Work to be completed :: Retype the whole listing verbatim and keep the pictures out of it.

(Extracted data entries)
-------

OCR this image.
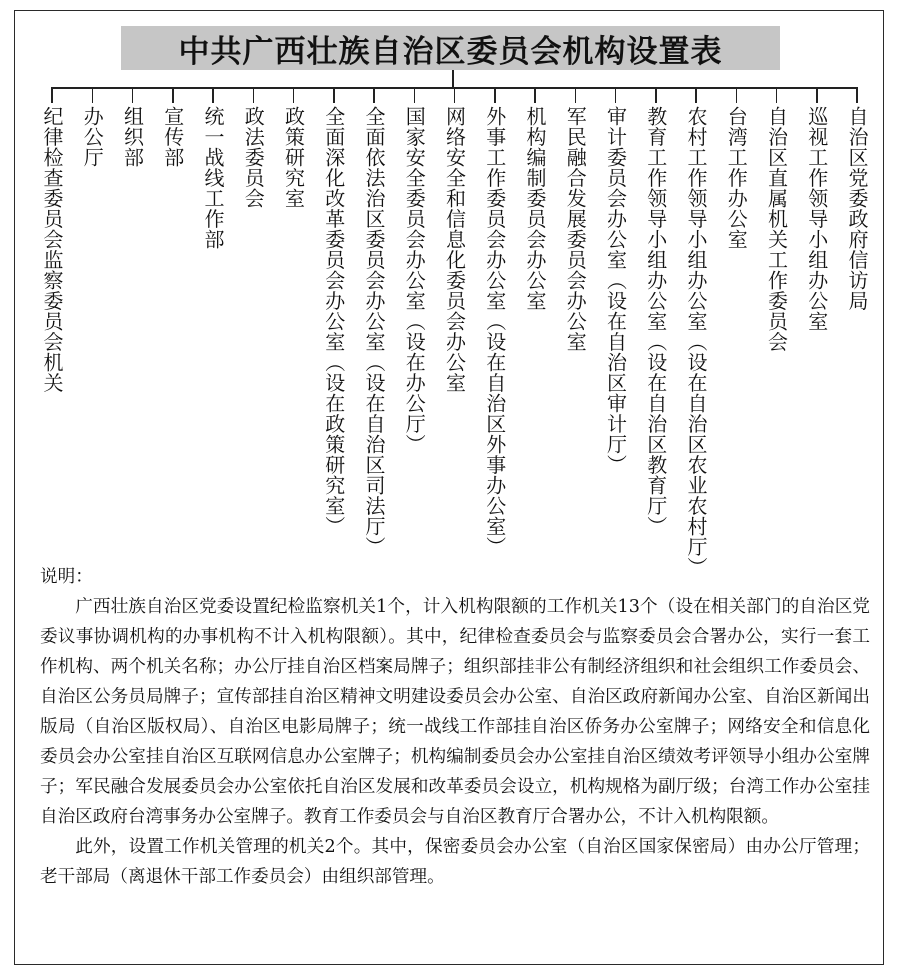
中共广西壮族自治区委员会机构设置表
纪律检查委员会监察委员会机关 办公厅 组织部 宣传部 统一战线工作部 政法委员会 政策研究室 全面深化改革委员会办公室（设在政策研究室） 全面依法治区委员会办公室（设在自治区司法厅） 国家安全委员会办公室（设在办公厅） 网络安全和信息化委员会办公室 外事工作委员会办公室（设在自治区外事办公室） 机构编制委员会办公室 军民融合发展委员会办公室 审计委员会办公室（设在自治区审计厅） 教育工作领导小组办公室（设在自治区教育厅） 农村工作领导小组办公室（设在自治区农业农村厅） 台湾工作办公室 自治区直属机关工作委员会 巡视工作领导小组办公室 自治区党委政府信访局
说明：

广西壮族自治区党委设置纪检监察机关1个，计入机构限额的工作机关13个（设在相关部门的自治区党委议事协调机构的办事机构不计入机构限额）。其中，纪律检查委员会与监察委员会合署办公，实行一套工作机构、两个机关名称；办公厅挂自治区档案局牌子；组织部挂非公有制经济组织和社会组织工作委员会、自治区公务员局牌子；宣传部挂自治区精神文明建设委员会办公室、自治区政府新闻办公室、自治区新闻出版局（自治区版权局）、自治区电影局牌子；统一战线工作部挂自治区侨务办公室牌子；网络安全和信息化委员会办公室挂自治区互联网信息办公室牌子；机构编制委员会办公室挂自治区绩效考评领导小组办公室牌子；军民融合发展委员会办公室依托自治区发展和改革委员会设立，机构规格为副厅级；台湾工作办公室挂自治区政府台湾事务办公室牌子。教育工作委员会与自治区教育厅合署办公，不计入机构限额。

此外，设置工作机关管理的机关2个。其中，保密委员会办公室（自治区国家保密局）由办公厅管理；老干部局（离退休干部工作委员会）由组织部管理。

-------

Final answer ::
OCR this image.
中共广西壮族自治区委员会机构设置表
纪律检查委员会监察委员会机关 办公厅 组织部 宣传部 统一战线工作部 政法委员会 政策研究室 全面深化改革委员会办公室（设在政策研究室） 全面依法治区委员会办公室（设在自治区司法厅） 国家安全委员会办公室（设在办公厅） 网络安全和信息化委员会办公室 外事工作委员会办公室（设在自治区外事办公室） 机构编制委员会办公室 军民融合发展委员会办公室 审计委员会办公室（设在自治区审计厅） 教育工作领导小组办公室（设在自治区教育厅） 农村工作领导小组办公室（设在自治区农业农村厅） 台湾工作办公室 自治区直属机关工作委员会 巡视工作领导小组办公室 自治区党委政府信访局
说明：

广西壮族自治区党委设置纪检监察机关1个，计入机构限额的工作机关13个（设在相关部门的自治区党委议事协调机构的办事机构不计入机构限额）。其中，纪律检查委员会与监察委员会合署办公，实行一套工作机构、两个机关名称；办公厅挂自治区档案局牌子；组织部挂非公有制经济组织和社会组织工作委员会、自治区公务员局牌子；宣传部挂自治区精神文明建设委员会办公室、自治区政府新闻办公室、自治区新闻出版局（自治区版权局）、自治区电影局牌子；统一战线工作部挂自治区侨务办公室牌子；网络安全和信息化委员会办公室挂自治区互联网信息办公室牌子；机构编制委员会办公室挂自治区绩效考评领导小组办公室牌子；军民融合发展委员会办公室依托自治区发展和改革委员会设立，机构规格为副厅级；台湾工作办公室挂自治区政府台湾事务办公室牌子。教育工作委员会与自治区教育厅合署办公，不计入机构限额。

此外，设置工作机关管理的机关2个。其中，保密委员会办公室（自治区国家保密局）由办公厅管理；老干部局（离退休干部工作委员会）由组织部管理。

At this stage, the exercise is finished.